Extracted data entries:
## START
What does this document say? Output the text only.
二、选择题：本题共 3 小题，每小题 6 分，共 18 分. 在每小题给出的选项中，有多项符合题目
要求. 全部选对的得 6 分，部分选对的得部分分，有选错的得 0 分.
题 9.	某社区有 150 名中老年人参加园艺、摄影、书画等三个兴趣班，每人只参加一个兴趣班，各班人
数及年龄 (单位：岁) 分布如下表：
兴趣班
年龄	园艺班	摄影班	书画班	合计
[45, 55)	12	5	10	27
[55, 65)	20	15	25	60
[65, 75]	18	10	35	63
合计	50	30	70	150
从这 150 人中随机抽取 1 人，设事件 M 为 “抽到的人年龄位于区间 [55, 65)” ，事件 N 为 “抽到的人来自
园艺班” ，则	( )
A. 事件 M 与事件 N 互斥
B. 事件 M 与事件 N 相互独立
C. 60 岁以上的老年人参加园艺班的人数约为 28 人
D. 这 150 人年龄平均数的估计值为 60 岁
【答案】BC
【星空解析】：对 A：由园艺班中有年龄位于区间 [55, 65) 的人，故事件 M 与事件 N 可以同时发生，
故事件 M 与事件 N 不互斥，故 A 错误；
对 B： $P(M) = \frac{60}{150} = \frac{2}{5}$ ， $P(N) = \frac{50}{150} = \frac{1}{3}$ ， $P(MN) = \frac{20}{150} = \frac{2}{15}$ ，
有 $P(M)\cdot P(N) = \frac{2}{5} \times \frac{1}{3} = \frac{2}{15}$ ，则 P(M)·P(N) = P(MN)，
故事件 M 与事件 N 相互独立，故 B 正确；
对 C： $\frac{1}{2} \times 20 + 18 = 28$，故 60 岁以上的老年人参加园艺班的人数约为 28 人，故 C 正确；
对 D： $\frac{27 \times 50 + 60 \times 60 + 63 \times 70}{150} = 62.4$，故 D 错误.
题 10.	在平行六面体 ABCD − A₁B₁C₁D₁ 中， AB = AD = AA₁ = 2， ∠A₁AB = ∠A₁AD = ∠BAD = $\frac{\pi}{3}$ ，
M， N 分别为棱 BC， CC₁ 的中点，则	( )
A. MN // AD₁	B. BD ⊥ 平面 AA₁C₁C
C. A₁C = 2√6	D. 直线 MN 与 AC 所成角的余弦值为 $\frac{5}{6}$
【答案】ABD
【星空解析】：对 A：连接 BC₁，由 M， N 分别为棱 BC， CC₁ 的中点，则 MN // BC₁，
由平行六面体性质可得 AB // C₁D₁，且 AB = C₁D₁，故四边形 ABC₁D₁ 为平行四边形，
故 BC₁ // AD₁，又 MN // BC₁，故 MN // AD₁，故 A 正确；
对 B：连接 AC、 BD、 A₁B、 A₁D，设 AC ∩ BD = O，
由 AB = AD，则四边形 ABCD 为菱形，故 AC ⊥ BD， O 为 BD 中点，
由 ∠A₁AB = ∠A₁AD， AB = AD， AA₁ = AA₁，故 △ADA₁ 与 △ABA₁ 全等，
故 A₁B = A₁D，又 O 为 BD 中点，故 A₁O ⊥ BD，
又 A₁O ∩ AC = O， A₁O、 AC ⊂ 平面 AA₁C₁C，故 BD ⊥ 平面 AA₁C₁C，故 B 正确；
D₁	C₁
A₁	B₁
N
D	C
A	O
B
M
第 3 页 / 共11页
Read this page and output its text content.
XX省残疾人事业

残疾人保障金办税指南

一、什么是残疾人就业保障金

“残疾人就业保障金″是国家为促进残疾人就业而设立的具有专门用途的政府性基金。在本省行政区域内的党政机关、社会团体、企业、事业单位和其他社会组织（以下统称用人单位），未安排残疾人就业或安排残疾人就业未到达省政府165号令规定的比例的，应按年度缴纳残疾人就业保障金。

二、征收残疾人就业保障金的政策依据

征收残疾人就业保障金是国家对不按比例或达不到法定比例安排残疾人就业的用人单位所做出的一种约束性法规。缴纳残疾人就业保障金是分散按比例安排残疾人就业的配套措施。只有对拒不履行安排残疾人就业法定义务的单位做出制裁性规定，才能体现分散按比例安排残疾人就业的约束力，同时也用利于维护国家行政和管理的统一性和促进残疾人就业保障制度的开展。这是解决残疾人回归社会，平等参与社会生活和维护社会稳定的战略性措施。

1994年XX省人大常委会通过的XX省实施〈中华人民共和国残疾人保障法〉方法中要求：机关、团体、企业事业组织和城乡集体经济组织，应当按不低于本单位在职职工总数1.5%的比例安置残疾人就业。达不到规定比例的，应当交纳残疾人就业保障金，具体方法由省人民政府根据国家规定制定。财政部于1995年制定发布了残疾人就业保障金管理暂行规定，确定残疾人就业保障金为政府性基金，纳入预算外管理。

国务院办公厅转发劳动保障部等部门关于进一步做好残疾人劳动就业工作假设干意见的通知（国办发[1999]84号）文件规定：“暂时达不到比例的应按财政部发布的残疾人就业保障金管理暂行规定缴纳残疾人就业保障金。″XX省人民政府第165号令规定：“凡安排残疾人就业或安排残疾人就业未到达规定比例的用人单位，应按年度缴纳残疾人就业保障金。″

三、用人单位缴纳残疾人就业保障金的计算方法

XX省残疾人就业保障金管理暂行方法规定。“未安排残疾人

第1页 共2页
## END
• _What is required_: From the records above, pull out every line containing the word "星空解析".

• _Result of the task_:
【星空解析】：对 A：由园艺班中有年龄位于区间 [55, 65) 的人，故事件 M 与事件 N 可以同时发生，
【星空解析】：对 A：连接 BC₁，由 M， N 分别为棱 BC， CC₁ 的中点，则 MN // BC₁，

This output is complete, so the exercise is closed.